— THE EXERCISE —
Reproduce every entry below precisely. Pictures are excluded from the copy.

--- Start PROVIDED ENTRIES ---

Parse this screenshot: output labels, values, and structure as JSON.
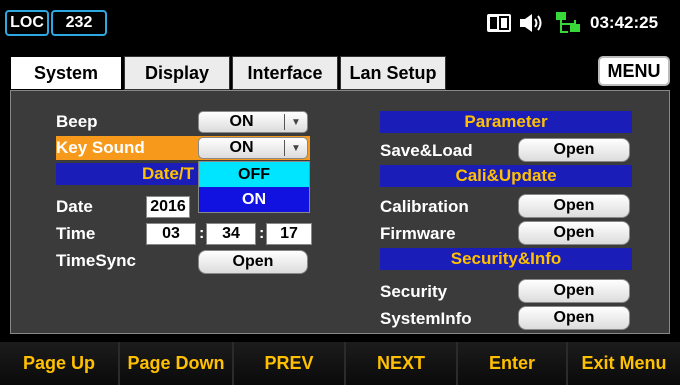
{
  "status_bar": {
    "mode": "LOC",
    "address": "232",
    "time": "03:42:25",
    "icons": [
      "usb-card-icon",
      "speaker-icon",
      "network-icon"
    ]
  },
  "tabs": [
    {
      "label": "System",
      "active": true
    },
    {
      "label": "Display",
      "active": false
    },
    {
      "label": "Interface",
      "active": false
    },
    {
      "label": "Lan Setup",
      "active": false
    }
  ],
  "menu_label": "MENU",
  "left": {
    "beep": {
      "label": "Beep",
      "value": "ON"
    },
    "key_sound": {
      "label": "Key Sound",
      "value": "ON"
    },
    "datetime_header": "Date/T",
    "date": {
      "label": "Date",
      "year": "2016"
    },
    "time": {
      "label": "Time",
      "hour": "03",
      "minute": "34",
      "second": "17"
    },
    "timesync": {
      "label": "TimeSync",
      "button": "Open"
    }
  },
  "dropdown": {
    "options": [
      "OFF",
      "ON"
    ],
    "highlighted": "OFF"
  },
  "right": {
    "parameter_header": "Parameter",
    "saveload": {
      "label": "Save&Load",
      "button": "Open"
    },
    "cali_header": "Cali&Update",
    "calibration": {
      "label": "Calibration",
      "button": "Open"
    },
    "firmware": {
      "label": "Firmware",
      "button": "Open"
    },
    "security_header": "Security&Info",
    "security": {
      "label": "Security",
      "button": "Open"
    },
    "systeminfo": {
      "label": "SystemInfo",
      "button": "Open"
    }
  },
  "softkeys": [
    "Page Up",
    "Page Down",
    "PREV",
    "NEXT",
    "Enter",
    "Exit Menu"
  ],
  "colors": {
    "accent_yellow": "#ffc000",
    "header_blue": "#1b1db8",
    "highlight_orange": "#f79a1c",
    "status_border": "#2ea8e0",
    "option_cyan": "#00e5ff"
  }
}
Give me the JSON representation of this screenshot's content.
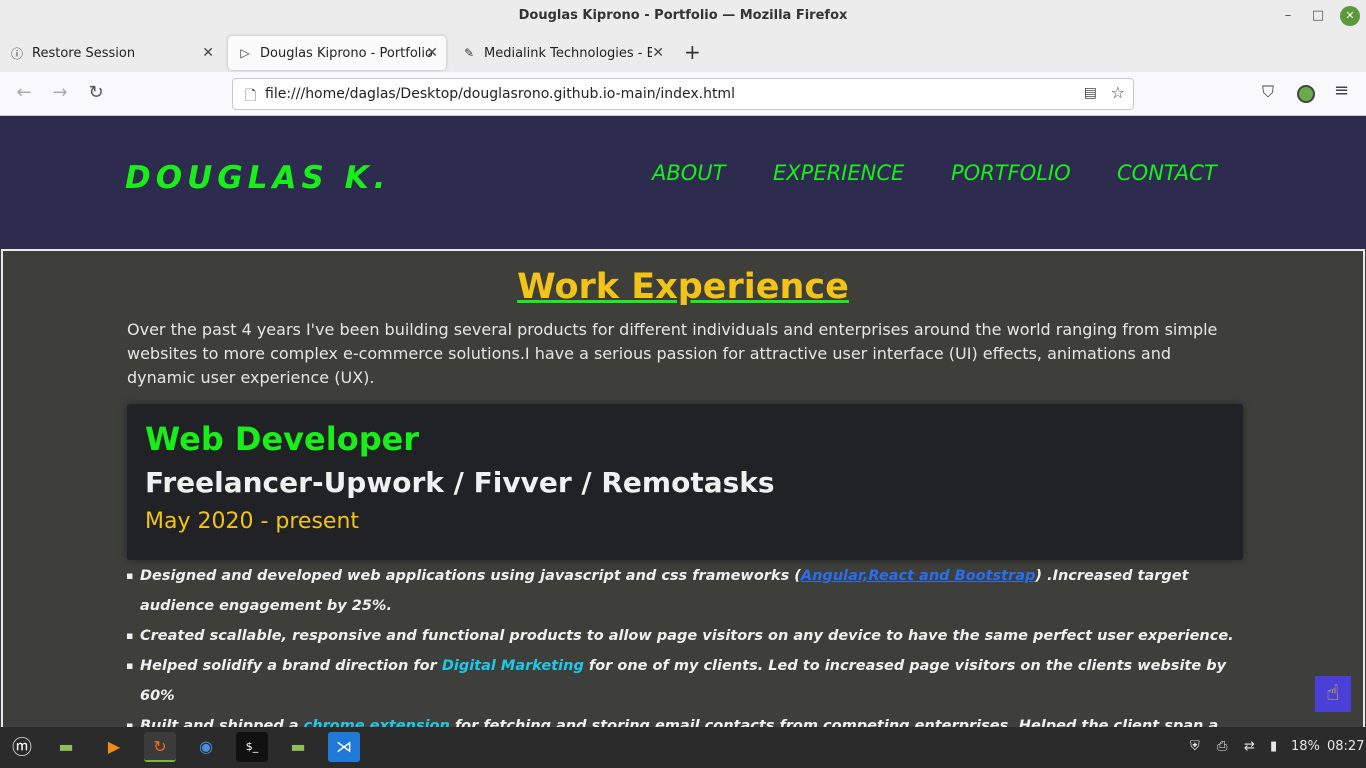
{
  "window": {
    "title": "Douglas Kiprono - Portfolio — Mozilla Firefox",
    "minimize": "–",
    "maximize": "□",
    "close": "✕"
  },
  "tabs": [
    {
      "label": "Restore Session",
      "icon": "info-icon",
      "glyph": "ⓘ",
      "close": "✕"
    },
    {
      "label": "Douglas Kiprono - Portfolio",
      "icon": "play-icon",
      "glyph": "▷",
      "close": "✕"
    },
    {
      "label": "Medialink Technologies - Be",
      "icon": "medialink-icon",
      "glyph": "✎",
      "close": "✕"
    }
  ],
  "new_tab": "+",
  "nav": {
    "back": "←",
    "forward": "→",
    "reload": "↻",
    "url": "file:///home/daglas/Desktop/douglasrono.github.io-main/index.html",
    "page_glyph": "🗋",
    "reader_glyph": "▤",
    "bookmark_glyph": "☆",
    "pocket_glyph": "⛉",
    "menu_glyph": "≡"
  },
  "site": {
    "logo": "DOUGLAS K.",
    "menu": [
      "ABOUT",
      "EXPERIENCE",
      "PORTFOLIO",
      "CONTACT"
    ],
    "section_title": "Work Experience",
    "intro": "Over the past 4 years I've been building several products for different individuals and enterprises around the world ranging from simple websites to more complex e-commerce solutions.I have a serious passion for attractive user interface (UI) effects, animations and dynamic user experience (UX).",
    "card": {
      "role": "Web Developer",
      "company": "Freelancer-Upwork / Fivver / Remotasks",
      "period": "May 2020 - present"
    },
    "bullets": {
      "b1_pre": "Designed and developed web applications using javascript and css frameworks (",
      "b1_link": "Angular,React and Bootstrap",
      "b1_post": ") .Increased target audience engagement by 25%.",
      "b2": "Created scallable, responsive and functional products to allow page visitors on any device to have the same perfect user experience.",
      "b3_pre": "Helped solidify a brand direction for ",
      "b3_link": "Digital Marketing",
      "b3_post": " for one of my clients. Led to increased page visitors on the clients website by 60%",
      "b4_pre": "Built and shipped a ",
      "b4_link": "chrome extension",
      "b4_post": " for fetching and storing email contacts from competing enterprises. Helped the client span a"
    },
    "fab_glyph": "☝"
  },
  "taskbar": {
    "apps": [
      {
        "name": "mint-menu-icon",
        "glyph": "ⓜ"
      },
      {
        "name": "files-icon",
        "glyph": "▬"
      },
      {
        "name": "media-player-icon",
        "glyph": "▶"
      },
      {
        "name": "firefox-icon",
        "glyph": "↻"
      },
      {
        "name": "chrome-icon",
        "glyph": "◉"
      },
      {
        "name": "terminal-icon",
        "glyph": "$_"
      },
      {
        "name": "folder-icon",
        "glyph": "▬"
      },
      {
        "name": "vscode-icon",
        "glyph": "⋊"
      }
    ],
    "battery": "18%",
    "time": "08:27"
  },
  "colors": {
    "accent_green": "#1aee1a",
    "accent_yellow": "#f2c41a",
    "header_bg": "#2d2c4e",
    "page_bg": "#3e3f3b"
  }
}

--- End PROVIDED ENTRIES ---

— SOLUTION FOR THIS TASK —
Parse this screenshot: output labels, values, and structure as JSON.
{
  "status_bar": {
    "mode": "LOC",
    "address": "232",
    "time": "03:42:25",
    "icons": [
      "usb-card-icon",
      "speaker-icon",
      "network-icon"
    ]
  },
  "tabs": [
    {
      "label": "System",
      "active": true
    },
    {
      "label": "Display",
      "active": false
    },
    {
      "label": "Interface",
      "active": false
    },
    {
      "label": "Lan Setup",
      "active": false
    }
  ],
  "menu_label": "MENU",
  "left": {
    "beep": {
      "label": "Beep",
      "value": "ON"
    },
    "key_sound": {
      "label": "Key Sound",
      "value": "ON"
    },
    "datetime_header": "Date/T",
    "date": {
      "label": "Date",
      "year": "2016"
    },
    "time": {
      "label": "Time",
      "hour": "03",
      "minute": "34",
      "second": "17"
    },
    "timesync": {
      "label": "TimeSync",
      "button": "Open"
    }
  },
  "dropdown": {
    "options": [
      "OFF",
      "ON"
    ],
    "highlighted": "OFF"
  },
  "right": {
    "parameter_header": "Parameter",
    "saveload": {
      "label": "Save&Load",
      "button": "Open"
    },
    "cali_header": "Cali&Update",
    "calibration": {
      "label": "Calibration",
      "button": "Open"
    },
    "firmware": {
      "label": "Firmware",
      "button": "Open"
    },
    "security_header": "Security&Info",
    "security": {
      "label": "Security",
      "button": "Open"
    },
    "systeminfo": {
      "label": "SystemInfo",
      "button": "Open"
    }
  },
  "softkeys": [
    "Page Up",
    "Page Down",
    "PREV",
    "NEXT",
    "Enter",
    "Exit Menu"
  ],
  "colors": {
    "accent_yellow": "#ffc000",
    "header_blue": "#1b1db8",
    "highlight_orange": "#f79a1c",
    "status_border": "#2ea8e0",
    "option_cyan": "#00e5ff"
  }
}
Give me the JSON representation of this screenshot's content.
{
  "window": {
    "title": "Douglas Kiprono - Portfolio — Mozilla Firefox",
    "minimize": "–",
    "maximize": "□",
    "close": "✕"
  },
  "tabs": [
    {
      "label": "Restore Session",
      "icon": "info-icon",
      "glyph": "ⓘ",
      "close": "✕"
    },
    {
      "label": "Douglas Kiprono - Portfolio",
      "icon": "play-icon",
      "glyph": "▷",
      "close": "✕"
    },
    {
      "label": "Medialink Technologies - Be",
      "icon": "medialink-icon",
      "glyph": "✎",
      "close": "✕"
    }
  ],
  "new_tab": "+",
  "nav": {
    "back": "←",
    "forward": "→",
    "reload": "↻",
    "url": "file:///home/daglas/Desktop/douglasrono.github.io-main/index.html",
    "page_glyph": "🗋",
    "reader_glyph": "▤",
    "bookmark_glyph": "☆",
    "pocket_glyph": "⛉",
    "menu_glyph": "≡"
  },
  "site": {
    "logo": "DOUGLAS K.",
    "menu": [
      "ABOUT",
      "EXPERIENCE",
      "PORTFOLIO",
      "CONTACT"
    ],
    "section_title": "Work Experience",
    "intro": "Over the past 4 years I've been building several products for different individuals and enterprises around the world ranging from simple websites to more complex e-commerce solutions.I have a serious passion for attractive user interface (UI) effects, animations and dynamic user experience (UX).",
    "card": {
      "role": "Web Developer",
      "company": "Freelancer-Upwork / Fivver / Remotasks",
      "period": "May 2020 - present"
    },
    "bullets": {
      "b1_pre": "Designed and developed web applications using javascript and css frameworks (",
      "b1_link": "Angular,React and Bootstrap",
      "b1_post": ") .Increased target audience engagement by 25%.",
      "b2": "Created scallable, responsive and functional products to allow page visitors on any device to have the same perfect user experience.",
      "b3_pre": "Helped solidify a brand direction for ",
      "b3_link": "Digital Marketing",
      "b3_post": " for one of my clients. Led to increased page visitors on the clients website by 60%",
      "b4_pre": "Built and shipped a ",
      "b4_link": "chrome extension",
      "b4_post": " for fetching and storing email contacts from competing enterprises. Helped the client span a"
    },
    "fab_glyph": "☝"
  },
  "taskbar": {
    "apps": [
      {
        "name": "mint-menu-icon",
        "glyph": "ⓜ"
      },
      {
        "name": "files-icon",
        "glyph": "▬"
      },
      {
        "name": "media-player-icon",
        "glyph": "▶"
      },
      {
        "name": "firefox-icon",
        "glyph": "↻"
      },
      {
        "name": "chrome-icon",
        "glyph": "◉"
      },
      {
        "name": "terminal-icon",
        "glyph": "$_"
      },
      {
        "name": "folder-icon",
        "glyph": "▬"
      },
      {
        "name": "vscode-icon",
        "glyph": "⋊"
      }
    ],
    "battery": "18%",
    "time": "08:27"
  },
  "colors": {
    "accent_green": "#1aee1a",
    "accent_yellow": "#f2c41a",
    "header_bg": "#2d2c4e",
    "page_bg": "#3e3f3b"
  }
}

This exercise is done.